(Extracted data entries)

● ● ● ● ●

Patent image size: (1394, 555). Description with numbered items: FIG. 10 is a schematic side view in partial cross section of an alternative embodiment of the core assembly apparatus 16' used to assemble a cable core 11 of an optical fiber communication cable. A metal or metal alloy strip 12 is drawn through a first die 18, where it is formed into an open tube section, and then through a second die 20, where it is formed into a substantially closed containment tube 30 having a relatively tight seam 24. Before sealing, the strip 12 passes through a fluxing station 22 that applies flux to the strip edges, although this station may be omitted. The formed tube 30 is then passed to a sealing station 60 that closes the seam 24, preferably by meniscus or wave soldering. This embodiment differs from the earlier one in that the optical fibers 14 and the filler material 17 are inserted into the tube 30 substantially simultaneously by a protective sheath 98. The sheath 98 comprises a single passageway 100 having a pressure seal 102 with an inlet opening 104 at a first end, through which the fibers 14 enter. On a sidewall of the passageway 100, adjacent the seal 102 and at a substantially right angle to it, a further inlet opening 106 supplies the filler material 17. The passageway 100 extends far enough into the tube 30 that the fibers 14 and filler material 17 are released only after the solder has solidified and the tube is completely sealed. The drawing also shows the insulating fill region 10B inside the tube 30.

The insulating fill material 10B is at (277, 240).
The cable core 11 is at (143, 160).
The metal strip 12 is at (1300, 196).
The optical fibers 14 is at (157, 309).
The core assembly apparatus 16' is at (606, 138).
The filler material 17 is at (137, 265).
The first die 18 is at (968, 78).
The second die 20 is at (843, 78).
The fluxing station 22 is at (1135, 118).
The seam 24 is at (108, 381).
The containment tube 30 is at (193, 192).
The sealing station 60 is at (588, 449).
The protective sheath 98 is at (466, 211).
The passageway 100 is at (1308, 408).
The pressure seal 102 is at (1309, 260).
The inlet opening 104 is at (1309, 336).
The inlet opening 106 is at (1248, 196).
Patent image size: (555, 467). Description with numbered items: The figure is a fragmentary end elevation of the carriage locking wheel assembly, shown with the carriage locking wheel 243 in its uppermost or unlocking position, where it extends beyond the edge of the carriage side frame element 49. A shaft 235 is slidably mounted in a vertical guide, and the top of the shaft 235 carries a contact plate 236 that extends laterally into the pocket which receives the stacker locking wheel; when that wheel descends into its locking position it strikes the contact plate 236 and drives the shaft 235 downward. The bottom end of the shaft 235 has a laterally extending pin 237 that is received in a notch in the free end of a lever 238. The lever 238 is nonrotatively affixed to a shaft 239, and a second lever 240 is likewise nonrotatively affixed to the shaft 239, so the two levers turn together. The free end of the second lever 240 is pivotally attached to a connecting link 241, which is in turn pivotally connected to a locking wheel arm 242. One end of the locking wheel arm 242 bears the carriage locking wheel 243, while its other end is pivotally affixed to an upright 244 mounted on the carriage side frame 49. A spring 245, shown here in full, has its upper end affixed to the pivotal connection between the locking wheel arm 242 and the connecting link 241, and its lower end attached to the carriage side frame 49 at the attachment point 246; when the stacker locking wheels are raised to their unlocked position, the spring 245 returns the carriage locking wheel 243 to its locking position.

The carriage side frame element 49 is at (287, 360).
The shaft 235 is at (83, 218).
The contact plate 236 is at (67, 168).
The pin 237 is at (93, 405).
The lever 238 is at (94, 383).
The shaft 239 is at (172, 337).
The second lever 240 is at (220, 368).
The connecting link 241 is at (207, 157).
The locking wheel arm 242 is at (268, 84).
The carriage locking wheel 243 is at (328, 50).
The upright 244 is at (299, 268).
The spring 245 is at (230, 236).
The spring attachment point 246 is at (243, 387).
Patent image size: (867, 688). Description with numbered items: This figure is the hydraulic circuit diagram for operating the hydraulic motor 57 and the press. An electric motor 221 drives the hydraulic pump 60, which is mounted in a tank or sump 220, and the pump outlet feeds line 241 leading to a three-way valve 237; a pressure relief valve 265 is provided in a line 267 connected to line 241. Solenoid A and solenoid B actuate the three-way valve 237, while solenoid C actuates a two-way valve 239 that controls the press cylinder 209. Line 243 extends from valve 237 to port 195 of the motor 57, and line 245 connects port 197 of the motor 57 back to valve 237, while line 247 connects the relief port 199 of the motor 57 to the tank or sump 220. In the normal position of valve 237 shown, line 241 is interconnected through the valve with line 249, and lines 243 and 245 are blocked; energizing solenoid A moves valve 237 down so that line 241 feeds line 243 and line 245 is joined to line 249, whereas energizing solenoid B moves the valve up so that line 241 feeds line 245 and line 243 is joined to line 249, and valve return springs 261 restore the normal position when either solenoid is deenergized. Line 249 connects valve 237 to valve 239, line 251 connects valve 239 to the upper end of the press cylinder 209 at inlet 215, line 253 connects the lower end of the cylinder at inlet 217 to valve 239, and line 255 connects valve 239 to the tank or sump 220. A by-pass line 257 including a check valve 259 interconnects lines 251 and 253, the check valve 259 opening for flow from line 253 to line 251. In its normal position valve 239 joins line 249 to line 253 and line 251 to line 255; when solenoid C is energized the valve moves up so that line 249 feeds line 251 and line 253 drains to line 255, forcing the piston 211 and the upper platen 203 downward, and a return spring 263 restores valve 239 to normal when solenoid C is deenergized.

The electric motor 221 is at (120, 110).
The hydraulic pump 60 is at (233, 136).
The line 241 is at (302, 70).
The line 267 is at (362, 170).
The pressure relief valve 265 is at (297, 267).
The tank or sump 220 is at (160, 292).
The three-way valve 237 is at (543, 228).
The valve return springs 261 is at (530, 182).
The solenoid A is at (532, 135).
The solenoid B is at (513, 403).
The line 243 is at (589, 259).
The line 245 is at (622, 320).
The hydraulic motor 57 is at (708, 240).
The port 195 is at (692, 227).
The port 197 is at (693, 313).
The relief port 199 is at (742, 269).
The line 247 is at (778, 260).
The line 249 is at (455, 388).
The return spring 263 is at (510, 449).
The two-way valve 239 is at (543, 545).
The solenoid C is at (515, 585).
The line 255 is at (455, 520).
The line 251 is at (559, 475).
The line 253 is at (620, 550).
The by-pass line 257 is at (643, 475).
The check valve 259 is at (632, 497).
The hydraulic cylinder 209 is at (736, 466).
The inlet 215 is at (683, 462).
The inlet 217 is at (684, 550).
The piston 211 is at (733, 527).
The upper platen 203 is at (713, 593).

● ● ● ● ●

→ Short exercise
Revise the data above so that "Patent image size" becomes "Drawing dimensions" wherever it occurs, leaving every other line unchanged.

→ Response to the task
Drawing dimensions: (1394, 555). Description with numbered items: FIG. 10 is a schematic side view in partial cross section of an alternative embodiment of the core assembly apparatus 16' used to assemble a cable core 11 of an optical fiber communication cable. A metal or metal alloy strip 12 is drawn through a first die 18, where it is formed into an open tube section, and then through a second die 20, where it is formed into a substantially closed containment tube 30 having a relatively tight seam 24. Before sealing, the strip 12 passes through a fluxing station 22 that applies flux to the strip edges, although this station may be omitted. The formed tube 30 is then passed to a sealing station 60 that closes the seam 24, preferably by meniscus or wave soldering. This embodiment differs from the earlier one in that the optical fibers 14 and the filler material 17 are inserted into the tube 30 substantially simultaneously by a protective sheath 98. The sheath 98 comprises a single passageway 100 having a pressure seal 102 with an inlet opening 104 at a first end, through which the fibers 14 enter. On a sidewall of the passageway 100, adjacent the seal 102 and at a substantially right angle to it, a further inlet opening 106 supplies the filler material 17. The passageway 100 extends far enough into the tube 30 that the fibers 14 and filler material 17 are released only after the solder has solidified and the tube is completely sealed. The drawing also shows the insulating fill region 10B inside the tube 30.

The insulating fill material 10B is at (277, 240).
The cable core 11 is at (143, 160).
The metal strip 12 is at (1300, 196).
The optical fibers 14 is at (157, 309).
The core assembly apparatus 16' is at (606, 138).
The filler material 17 is at (137, 265).
The first die 18 is at (968, 78).
The second die 20 is at (843, 78).
The fluxing station 22 is at (1135, 118).
The seam 24 is at (108, 381).
The containment tube 30 is at (193, 192).
The sealing station 60 is at (588, 449).
The protective sheath 98 is at (466, 211).
The passageway 100 is at (1308, 408).
The pressure seal 102 is at (1309, 260).
The inlet opening 104 is at (1309, 336).
The inlet opening 106 is at (1248, 196).
Drawing dimensions: (555, 467). Description with numbered items: The figure is a fragmentary end elevation of the carriage locking wheel assembly, shown with the carriage locking wheel 243 in its uppermost or unlocking position, where it extends beyond the edge of the carriage side frame element 49. A shaft 235 is slidably mounted in a vertical guide, and the top of the shaft 235 carries a contact plate 236 that extends laterally into the pocket which receives the stacker locking wheel; when that wheel descends into its locking position it strikes the contact plate 236 and drives the shaft 235 downward. The bottom end of the shaft 235 has a laterally extending pin 237 that is received in a notch in the free end of a lever 238. The lever 238 is nonrotatively affixed to a shaft 239, and a second lever 240 is likewise nonrotatively affixed to the shaft 239, so the two levers turn together. The free end of the second lever 240 is pivotally attached to a connecting link 241, which is in turn pivotally connected to a locking wheel arm 242. One end of the locking wheel arm 242 bears the carriage locking wheel 243, while its other end is pivotally affixed to an upright 244 mounted on the carriage side frame 49. A spring 245, shown here in full, has its upper end affixed to the pivotal connection between the locking wheel arm 242 and the connecting link 241, and its lower end attached to the carriage side frame 49 at the attachment point 246; when the stacker locking wheels are raised to their unlocked position, the spring 245 returns the carriage locking wheel 243 to its locking position.

The carriage side frame element 49 is at (287, 360).
The shaft 235 is at (83, 218).
The contact plate 236 is at (67, 168).
The pin 237 is at (93, 405).
The lever 238 is at (94, 383).
The shaft 239 is at (172, 337).
The second lever 240 is at (220, 368).
The connecting link 241 is at (207, 157).
The locking wheel arm 242 is at (268, 84).
The carriage locking wheel 243 is at (328, 50).
The upright 244 is at (299, 268).
The spring 245 is at (230, 236).
The spring attachment point 246 is at (243, 387).
Drawing dimensions: (867, 688). Description with numbered items: This figure is the hydraulic circuit diagram for operating the hydraulic motor 57 and the press. An electric motor 221 drives the hydraulic pump 60, which is mounted in a tank or sump 220, and the pump outlet feeds line 241 leading to a three-way valve 237; a pressure relief valve 265 is provided in a line 267 connected to line 241. Solenoid A and solenoid B actuate the three-way valve 237, while solenoid C actuates a two-way valve 239 that controls the press cylinder 209. Line 243 extends from valve 237 to port 195 of the motor 57, and line 245 connects port 197 of the motor 57 back to valve 237, while line 247 connects the relief port 199 of the motor 57 to the tank or sump 220. In the normal position of valve 237 shown, line 241 is interconnected through the valve with line 249, and lines 243 and 245 are blocked; energizing solenoid A moves valve 237 down so that line 241 feeds line 243 and line 245 is joined to line 249, whereas energizing solenoid B moves the valve up so that line 241 feeds line 245 and line 243 is joined to line 249, and valve return springs 261 restore the normal position when either solenoid is deenergized. Line 249 connects valve 237 to valve 239, line 251 connects valve 239 to the upper end of the press cylinder 209 at inlet 215, line 253 connects the lower end of the cylinder at inlet 217 to valve 239, and line 255 connects valve 239 to the tank or sump 220. A by-pass line 257 including a check valve 259 interconnects lines 251 and 253, the check valve 259 opening for flow from line 253 to line 251. In its normal position valve 239 joins line 249 to line 253 and line 251 to line 255; when solenoid C is energized the valve moves up so that line 249 feeds line 251 and line 253 drains to line 255, forcing the piston 211 and the upper platen 203 downward, and a return spring 263 restores valve 239 to normal when solenoid C is deenergized.

The electric motor 221 is at (120, 110).
The hydraulic pump 60 is at (233, 136).
The line 241 is at (302, 70).
The line 267 is at (362, 170).
The pressure relief valve 265 is at (297, 267).
The tank or sump 220 is at (160, 292).
The three-way valve 237 is at (543, 228).
The valve return springs 261 is at (530, 182).
The solenoid A is at (532, 135).
The solenoid B is at (513, 403).
The line 243 is at (589, 259).
The line 245 is at (622, 320).
The hydraulic motor 57 is at (708, 240).
The port 195 is at (692, 227).
The port 197 is at (693, 313).
The relief port 199 is at (742, 269).
The line 247 is at (778, 260).
The line 249 is at (455, 388).
The return spring 263 is at (510, 449).
The two-way valve 239 is at (543, 545).
The solenoid C is at (515, 585).
The line 255 is at (455, 520).
The line 251 is at (559, 475).
The line 253 is at (620, 550).
The by-pass line 257 is at (643, 475).
The check valve 259 is at (632, 497).
The hydraulic cylinder 209 is at (736, 466).
The inlet 215 is at (683, 462).
The inlet 217 is at (684, 550).
The piston 211 is at (733, 527).
The upper platen 203 is at (713, 593).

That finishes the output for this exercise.